_Problem to solve:_ Only a number is wanted: how many lines in the listing contain the word "triangle"?

** Start **

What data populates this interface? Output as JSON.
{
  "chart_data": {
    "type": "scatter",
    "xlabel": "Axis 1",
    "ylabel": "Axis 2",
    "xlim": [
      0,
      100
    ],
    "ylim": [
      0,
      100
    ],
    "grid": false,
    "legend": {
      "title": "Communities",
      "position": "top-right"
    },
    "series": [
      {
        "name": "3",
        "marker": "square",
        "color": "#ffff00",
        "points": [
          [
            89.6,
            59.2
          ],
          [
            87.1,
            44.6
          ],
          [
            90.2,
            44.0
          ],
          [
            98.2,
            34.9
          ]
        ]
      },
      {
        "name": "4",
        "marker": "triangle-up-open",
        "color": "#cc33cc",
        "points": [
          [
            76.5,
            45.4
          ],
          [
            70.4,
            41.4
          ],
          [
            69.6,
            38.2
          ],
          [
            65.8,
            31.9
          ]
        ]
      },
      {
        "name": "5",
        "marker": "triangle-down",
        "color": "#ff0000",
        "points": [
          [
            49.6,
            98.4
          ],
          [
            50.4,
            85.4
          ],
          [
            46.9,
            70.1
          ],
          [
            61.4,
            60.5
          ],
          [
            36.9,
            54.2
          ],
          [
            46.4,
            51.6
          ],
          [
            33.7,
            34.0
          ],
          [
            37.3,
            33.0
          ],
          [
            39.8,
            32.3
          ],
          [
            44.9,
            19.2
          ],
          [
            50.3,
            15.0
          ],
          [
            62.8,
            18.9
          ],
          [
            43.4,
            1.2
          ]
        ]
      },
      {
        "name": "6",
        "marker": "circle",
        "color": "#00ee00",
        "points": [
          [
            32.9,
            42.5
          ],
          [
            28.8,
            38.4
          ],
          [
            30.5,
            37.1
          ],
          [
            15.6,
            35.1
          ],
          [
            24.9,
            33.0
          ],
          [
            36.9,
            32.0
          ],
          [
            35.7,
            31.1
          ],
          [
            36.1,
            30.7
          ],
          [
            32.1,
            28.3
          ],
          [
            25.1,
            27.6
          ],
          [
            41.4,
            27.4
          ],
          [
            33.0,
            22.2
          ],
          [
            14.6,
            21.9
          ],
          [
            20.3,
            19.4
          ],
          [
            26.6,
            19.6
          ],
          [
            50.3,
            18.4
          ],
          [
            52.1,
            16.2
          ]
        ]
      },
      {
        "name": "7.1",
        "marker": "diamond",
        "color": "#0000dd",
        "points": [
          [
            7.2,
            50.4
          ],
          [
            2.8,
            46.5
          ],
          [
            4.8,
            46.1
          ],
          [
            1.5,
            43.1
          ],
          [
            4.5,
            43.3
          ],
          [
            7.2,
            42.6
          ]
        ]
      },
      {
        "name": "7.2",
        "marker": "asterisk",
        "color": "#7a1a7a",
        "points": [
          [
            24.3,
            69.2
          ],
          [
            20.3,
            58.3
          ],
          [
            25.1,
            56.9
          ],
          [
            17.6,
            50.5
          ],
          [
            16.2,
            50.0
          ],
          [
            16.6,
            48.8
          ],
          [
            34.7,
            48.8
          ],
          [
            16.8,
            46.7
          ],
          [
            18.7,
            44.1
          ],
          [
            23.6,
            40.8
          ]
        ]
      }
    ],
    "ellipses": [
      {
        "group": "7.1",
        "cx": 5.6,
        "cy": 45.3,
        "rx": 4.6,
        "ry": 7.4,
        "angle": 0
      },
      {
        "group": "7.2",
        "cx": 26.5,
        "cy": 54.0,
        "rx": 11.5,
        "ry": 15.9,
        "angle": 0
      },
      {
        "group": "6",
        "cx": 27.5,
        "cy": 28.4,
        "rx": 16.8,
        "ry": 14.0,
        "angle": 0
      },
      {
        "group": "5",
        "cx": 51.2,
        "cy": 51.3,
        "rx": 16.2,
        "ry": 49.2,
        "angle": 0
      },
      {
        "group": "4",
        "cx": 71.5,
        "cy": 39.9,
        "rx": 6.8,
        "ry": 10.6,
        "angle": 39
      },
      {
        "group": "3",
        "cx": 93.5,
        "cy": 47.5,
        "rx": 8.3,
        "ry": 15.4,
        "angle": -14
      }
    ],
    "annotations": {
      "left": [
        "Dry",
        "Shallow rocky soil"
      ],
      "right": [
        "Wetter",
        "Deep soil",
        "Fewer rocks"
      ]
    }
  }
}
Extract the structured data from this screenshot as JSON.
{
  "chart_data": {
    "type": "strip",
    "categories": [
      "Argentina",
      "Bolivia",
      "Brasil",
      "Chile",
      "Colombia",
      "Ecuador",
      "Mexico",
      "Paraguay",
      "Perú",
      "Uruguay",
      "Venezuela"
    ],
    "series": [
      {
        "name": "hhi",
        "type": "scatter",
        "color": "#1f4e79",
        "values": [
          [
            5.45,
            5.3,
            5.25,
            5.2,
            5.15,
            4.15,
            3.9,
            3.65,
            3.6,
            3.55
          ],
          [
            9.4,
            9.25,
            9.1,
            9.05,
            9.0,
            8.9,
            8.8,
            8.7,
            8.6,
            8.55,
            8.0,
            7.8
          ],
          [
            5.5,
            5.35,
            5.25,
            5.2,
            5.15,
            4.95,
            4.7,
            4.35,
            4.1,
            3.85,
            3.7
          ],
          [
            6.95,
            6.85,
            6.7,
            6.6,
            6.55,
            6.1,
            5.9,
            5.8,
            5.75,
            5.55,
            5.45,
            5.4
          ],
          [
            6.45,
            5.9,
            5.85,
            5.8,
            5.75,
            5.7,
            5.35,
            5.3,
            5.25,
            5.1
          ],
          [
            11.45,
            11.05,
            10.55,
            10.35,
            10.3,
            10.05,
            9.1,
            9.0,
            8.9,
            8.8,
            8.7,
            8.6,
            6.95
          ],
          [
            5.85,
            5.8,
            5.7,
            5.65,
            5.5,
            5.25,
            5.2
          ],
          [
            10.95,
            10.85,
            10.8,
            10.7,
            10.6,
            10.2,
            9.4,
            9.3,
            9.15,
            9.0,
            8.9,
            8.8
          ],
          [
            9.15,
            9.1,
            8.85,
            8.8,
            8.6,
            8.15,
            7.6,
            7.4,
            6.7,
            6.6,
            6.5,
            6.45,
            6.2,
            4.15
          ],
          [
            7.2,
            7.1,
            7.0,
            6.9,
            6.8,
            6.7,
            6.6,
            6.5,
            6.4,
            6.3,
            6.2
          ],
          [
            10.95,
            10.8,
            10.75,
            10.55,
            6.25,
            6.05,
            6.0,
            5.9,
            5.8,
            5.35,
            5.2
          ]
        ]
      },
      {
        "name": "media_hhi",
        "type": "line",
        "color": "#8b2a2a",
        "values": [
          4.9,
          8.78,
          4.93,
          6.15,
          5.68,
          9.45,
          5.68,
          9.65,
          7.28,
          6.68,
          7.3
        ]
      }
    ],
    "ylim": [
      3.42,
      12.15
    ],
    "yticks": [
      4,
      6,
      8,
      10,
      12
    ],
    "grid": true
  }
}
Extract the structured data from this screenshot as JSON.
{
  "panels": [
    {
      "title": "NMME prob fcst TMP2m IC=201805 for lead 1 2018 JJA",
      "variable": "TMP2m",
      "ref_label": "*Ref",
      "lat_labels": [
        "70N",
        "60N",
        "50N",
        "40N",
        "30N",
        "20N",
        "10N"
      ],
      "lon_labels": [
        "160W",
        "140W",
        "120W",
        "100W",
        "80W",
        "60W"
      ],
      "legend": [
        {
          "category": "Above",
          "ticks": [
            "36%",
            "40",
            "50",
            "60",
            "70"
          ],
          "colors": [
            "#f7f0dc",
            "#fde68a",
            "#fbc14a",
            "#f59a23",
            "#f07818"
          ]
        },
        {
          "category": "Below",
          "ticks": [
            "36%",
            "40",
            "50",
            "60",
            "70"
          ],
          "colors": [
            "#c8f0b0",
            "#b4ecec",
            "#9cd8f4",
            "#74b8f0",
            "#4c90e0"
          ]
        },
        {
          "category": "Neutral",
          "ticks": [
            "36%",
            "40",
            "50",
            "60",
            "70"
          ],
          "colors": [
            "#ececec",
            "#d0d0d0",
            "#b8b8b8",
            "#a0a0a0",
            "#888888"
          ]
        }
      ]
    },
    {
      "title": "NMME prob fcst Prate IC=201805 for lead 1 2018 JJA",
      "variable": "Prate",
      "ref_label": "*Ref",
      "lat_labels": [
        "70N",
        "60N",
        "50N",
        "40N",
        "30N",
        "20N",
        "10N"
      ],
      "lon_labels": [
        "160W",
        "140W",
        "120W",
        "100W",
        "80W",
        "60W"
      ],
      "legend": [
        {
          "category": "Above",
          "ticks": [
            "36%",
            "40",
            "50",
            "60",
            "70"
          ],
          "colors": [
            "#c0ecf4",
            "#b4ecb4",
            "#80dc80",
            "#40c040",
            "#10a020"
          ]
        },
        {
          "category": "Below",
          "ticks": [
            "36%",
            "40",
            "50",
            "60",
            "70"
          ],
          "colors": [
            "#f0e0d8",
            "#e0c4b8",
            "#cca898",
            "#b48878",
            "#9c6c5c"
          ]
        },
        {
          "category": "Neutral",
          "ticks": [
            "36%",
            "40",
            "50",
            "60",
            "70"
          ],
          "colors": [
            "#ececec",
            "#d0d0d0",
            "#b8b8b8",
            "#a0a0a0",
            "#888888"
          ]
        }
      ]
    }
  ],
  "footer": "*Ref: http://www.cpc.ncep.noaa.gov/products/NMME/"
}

** End **

_Complete response:_ 2